### Brief
Lines that include the word "Santo" are the ones to copy.

### Stored items from a collection
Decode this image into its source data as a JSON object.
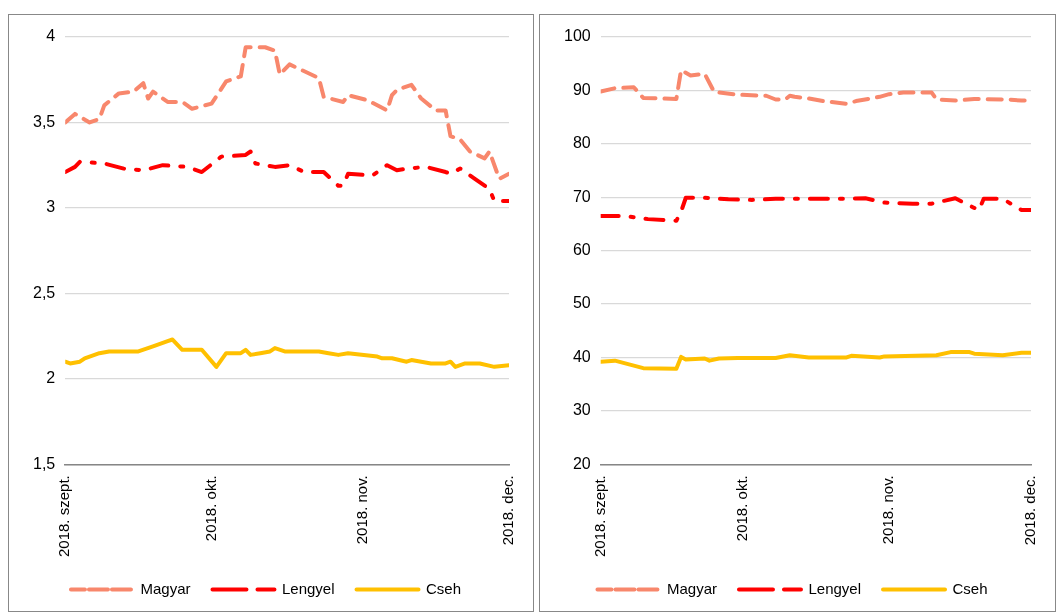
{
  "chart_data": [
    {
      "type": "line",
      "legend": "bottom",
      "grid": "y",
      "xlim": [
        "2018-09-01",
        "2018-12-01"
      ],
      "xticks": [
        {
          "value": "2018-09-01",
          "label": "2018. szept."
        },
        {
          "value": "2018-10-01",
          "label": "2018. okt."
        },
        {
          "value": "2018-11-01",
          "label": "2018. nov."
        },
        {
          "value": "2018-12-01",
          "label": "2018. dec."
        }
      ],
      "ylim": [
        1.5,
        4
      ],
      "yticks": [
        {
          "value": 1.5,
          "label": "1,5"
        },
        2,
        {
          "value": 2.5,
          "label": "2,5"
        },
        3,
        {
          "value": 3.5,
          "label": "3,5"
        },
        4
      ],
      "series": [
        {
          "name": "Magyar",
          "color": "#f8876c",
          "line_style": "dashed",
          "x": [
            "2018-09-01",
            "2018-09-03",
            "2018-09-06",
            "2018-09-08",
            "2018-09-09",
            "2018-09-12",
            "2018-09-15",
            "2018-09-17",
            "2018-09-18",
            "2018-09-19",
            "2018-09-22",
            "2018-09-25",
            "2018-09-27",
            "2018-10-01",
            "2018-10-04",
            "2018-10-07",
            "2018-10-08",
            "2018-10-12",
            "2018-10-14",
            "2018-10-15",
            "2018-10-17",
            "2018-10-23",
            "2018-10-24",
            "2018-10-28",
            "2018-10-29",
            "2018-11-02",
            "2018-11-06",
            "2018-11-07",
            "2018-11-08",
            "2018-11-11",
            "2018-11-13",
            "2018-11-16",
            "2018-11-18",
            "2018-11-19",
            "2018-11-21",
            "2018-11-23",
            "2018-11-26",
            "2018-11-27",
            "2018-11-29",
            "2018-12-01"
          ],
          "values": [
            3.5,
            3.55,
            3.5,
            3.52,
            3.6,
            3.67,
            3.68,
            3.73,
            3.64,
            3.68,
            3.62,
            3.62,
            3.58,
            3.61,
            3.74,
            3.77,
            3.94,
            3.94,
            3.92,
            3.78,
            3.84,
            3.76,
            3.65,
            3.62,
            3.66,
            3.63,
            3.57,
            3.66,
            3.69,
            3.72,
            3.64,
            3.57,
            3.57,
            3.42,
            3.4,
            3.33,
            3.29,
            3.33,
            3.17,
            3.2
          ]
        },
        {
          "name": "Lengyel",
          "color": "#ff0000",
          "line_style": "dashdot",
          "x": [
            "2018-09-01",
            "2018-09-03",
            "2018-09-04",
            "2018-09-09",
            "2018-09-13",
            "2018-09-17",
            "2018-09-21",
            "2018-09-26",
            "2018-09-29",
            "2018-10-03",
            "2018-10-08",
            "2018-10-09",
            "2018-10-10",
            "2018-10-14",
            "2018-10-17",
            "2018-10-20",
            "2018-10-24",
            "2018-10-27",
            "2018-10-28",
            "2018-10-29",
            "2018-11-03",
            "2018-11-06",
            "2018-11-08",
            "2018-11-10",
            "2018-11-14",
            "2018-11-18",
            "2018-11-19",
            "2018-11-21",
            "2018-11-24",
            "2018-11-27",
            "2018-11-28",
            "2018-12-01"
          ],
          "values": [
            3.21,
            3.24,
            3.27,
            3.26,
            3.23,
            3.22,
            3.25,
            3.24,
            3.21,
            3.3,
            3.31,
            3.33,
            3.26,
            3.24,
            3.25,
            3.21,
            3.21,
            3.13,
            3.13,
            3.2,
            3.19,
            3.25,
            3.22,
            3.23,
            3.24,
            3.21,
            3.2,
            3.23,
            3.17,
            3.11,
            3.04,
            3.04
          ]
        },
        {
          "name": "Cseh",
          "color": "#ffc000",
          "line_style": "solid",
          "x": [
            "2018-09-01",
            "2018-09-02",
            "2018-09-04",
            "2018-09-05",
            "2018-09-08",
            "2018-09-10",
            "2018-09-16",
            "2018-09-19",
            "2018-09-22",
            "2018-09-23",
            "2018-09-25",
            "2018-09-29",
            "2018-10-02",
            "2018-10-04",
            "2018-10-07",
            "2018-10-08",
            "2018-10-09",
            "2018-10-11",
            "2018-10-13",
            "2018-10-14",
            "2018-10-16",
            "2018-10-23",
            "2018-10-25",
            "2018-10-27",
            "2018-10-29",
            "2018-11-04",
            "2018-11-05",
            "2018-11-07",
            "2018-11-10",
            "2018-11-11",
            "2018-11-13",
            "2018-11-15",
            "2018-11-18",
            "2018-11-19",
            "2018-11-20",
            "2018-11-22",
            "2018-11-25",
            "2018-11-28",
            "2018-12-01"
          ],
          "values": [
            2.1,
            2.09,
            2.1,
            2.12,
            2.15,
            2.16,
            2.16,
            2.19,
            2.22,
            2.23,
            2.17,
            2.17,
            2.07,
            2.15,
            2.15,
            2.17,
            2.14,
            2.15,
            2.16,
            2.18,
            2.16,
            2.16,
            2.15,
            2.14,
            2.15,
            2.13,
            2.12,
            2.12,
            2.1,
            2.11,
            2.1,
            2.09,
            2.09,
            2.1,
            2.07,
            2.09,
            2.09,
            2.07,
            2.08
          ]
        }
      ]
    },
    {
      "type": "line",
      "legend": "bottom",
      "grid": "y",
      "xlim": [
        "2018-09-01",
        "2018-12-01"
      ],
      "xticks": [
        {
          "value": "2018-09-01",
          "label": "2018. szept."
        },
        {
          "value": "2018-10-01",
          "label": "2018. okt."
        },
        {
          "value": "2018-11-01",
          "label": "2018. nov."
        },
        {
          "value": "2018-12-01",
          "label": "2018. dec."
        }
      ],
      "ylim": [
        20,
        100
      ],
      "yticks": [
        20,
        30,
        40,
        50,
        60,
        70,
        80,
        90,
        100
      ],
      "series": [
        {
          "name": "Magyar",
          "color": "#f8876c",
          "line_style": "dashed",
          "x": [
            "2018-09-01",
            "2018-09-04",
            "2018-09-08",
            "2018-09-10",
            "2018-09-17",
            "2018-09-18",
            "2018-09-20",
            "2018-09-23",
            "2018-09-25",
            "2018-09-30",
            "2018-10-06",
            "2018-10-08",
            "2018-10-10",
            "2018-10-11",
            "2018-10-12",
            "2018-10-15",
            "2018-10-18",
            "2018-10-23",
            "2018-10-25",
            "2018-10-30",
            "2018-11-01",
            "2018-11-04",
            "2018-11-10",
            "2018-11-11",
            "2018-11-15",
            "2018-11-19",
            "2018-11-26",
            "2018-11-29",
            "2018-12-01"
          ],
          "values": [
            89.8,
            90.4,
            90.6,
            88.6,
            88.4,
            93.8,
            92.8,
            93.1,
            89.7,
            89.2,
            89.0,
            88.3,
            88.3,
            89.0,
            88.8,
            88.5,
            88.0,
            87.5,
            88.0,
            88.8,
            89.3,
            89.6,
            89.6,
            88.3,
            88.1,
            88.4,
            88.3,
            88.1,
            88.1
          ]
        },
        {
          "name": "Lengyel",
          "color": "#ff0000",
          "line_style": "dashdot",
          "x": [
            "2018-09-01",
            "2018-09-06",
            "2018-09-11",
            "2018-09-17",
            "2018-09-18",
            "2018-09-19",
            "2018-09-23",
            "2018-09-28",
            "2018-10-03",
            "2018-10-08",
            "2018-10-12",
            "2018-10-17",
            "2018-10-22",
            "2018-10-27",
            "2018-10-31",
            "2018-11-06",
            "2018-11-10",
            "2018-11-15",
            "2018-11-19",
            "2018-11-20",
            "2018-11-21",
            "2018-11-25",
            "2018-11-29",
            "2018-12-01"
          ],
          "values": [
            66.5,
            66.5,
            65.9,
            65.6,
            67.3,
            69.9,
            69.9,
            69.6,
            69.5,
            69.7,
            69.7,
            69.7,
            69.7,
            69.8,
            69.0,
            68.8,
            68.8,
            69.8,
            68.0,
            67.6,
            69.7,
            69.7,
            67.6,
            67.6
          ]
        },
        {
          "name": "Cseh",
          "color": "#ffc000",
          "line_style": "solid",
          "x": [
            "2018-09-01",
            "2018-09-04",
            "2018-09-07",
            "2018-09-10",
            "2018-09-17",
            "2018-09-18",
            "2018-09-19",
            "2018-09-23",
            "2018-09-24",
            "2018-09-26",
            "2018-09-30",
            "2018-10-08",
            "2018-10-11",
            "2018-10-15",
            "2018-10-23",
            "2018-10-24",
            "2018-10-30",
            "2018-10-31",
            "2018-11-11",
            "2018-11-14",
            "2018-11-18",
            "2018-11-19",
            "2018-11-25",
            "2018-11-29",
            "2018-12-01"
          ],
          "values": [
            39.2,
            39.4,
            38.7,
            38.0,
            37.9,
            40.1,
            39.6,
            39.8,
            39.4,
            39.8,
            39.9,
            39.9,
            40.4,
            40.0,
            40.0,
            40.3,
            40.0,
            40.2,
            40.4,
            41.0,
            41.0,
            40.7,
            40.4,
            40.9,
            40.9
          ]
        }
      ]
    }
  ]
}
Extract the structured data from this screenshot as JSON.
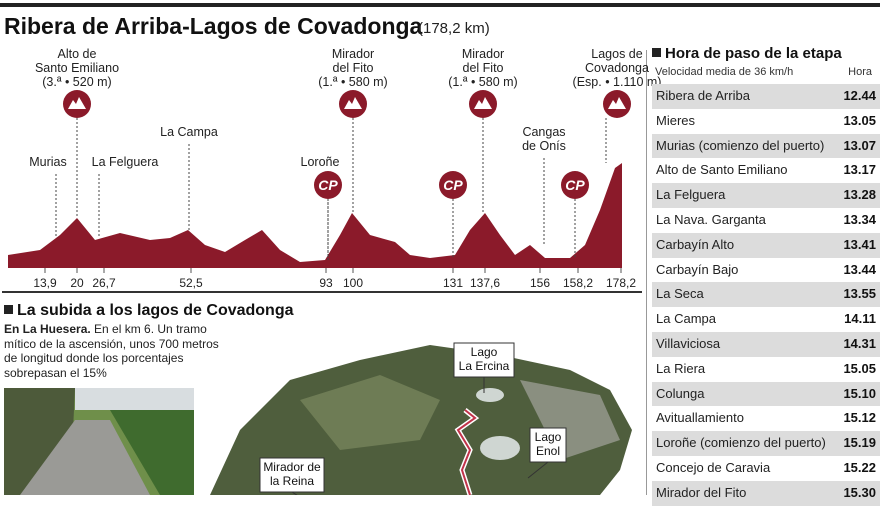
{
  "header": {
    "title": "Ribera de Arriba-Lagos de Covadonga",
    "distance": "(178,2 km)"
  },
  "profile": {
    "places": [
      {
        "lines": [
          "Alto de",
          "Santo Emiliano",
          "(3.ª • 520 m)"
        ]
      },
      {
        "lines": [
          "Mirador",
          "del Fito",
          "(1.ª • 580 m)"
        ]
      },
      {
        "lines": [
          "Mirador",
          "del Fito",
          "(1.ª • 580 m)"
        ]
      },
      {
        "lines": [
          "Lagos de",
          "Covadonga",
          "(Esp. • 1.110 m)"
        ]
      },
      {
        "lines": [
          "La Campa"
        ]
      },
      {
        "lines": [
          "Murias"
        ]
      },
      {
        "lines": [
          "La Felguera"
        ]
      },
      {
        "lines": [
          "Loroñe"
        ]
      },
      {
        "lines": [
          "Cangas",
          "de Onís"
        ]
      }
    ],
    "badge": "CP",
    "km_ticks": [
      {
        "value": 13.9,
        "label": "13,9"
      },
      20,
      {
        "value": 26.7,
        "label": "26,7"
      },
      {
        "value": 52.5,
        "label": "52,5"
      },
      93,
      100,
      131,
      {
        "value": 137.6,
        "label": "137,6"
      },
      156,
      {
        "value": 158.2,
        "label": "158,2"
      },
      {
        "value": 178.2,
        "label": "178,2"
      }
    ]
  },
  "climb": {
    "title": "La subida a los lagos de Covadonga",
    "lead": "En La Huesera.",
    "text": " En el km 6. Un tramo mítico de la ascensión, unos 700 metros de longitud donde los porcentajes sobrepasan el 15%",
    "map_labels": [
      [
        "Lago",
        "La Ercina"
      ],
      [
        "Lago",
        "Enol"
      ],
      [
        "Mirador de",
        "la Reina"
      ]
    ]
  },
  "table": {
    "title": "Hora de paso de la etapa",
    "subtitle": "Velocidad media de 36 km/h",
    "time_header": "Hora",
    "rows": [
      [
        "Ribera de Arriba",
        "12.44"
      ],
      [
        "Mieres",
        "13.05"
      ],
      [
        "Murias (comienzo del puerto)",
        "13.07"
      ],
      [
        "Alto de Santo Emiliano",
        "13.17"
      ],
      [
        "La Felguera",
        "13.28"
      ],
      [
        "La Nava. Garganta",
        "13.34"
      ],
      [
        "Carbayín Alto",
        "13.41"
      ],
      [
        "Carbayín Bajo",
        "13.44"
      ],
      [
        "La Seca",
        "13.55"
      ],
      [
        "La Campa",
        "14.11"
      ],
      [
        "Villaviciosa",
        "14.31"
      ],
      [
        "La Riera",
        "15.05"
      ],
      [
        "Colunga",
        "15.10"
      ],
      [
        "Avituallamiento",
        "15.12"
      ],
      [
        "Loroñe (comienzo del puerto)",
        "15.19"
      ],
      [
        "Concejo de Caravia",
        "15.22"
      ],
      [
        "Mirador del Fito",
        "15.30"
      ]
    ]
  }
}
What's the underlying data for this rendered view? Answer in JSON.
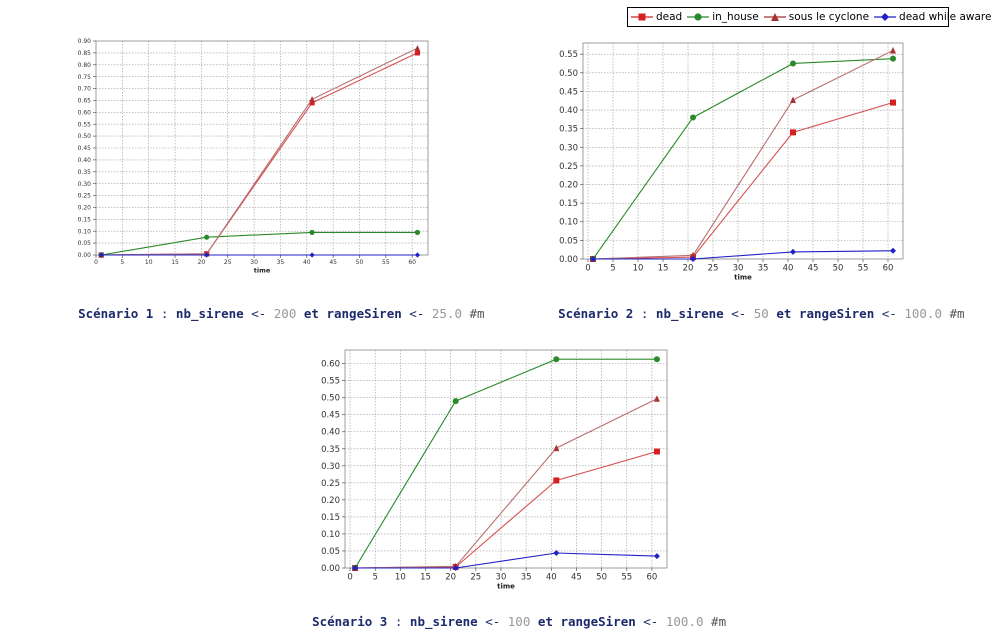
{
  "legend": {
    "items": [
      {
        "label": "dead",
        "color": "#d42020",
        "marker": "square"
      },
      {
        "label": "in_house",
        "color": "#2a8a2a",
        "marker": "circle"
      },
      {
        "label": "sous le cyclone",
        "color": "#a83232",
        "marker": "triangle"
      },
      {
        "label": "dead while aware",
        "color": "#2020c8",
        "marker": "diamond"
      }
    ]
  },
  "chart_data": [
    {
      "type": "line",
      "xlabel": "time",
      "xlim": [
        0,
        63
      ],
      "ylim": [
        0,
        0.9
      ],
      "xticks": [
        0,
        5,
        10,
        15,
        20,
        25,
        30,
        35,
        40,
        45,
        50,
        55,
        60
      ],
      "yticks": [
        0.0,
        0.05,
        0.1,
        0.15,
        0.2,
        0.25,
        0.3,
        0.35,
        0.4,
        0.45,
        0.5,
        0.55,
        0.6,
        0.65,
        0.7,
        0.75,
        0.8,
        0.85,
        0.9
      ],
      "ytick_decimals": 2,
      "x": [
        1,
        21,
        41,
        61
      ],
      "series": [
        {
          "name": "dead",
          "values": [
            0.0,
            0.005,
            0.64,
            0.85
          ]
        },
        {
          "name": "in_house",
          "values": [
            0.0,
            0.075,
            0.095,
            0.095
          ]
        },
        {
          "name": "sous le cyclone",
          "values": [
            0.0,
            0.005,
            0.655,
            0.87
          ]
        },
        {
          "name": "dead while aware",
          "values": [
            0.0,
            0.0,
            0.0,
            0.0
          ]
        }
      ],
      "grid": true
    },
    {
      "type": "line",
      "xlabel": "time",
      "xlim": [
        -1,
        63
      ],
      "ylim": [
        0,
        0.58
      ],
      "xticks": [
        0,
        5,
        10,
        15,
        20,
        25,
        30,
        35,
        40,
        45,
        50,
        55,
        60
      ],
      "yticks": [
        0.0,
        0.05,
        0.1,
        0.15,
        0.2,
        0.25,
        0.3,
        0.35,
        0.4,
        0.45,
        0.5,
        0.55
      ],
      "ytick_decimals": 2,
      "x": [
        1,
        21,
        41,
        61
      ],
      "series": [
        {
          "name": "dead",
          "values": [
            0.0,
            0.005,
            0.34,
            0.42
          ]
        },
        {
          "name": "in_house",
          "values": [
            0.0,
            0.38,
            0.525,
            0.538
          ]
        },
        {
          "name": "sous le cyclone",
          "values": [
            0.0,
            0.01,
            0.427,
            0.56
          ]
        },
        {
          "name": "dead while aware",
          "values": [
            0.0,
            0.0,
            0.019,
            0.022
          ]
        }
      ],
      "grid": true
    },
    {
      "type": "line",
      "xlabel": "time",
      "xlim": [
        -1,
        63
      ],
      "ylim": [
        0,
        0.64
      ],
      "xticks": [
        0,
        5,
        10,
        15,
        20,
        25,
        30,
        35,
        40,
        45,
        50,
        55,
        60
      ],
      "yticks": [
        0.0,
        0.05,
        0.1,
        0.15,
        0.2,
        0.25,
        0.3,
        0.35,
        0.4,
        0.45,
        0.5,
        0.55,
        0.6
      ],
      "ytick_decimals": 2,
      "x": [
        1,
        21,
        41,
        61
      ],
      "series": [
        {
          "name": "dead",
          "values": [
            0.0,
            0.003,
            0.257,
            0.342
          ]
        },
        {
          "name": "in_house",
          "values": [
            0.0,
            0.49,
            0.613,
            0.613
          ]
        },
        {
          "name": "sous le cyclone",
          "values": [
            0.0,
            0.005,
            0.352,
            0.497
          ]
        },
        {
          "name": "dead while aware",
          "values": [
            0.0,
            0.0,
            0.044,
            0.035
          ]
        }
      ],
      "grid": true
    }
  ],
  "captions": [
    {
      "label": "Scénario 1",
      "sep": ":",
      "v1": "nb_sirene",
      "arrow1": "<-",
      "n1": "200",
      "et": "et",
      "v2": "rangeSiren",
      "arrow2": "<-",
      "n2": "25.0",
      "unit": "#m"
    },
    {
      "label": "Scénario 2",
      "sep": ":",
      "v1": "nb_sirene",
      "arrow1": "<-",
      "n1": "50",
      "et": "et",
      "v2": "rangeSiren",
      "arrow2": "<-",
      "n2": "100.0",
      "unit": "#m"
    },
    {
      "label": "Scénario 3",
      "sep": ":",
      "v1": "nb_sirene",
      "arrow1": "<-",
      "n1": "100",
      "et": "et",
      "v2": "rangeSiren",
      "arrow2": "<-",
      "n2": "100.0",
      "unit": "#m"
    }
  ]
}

### Result of the exercise
          "Santo Emiliano",
        "Alto de Santo Emiliano",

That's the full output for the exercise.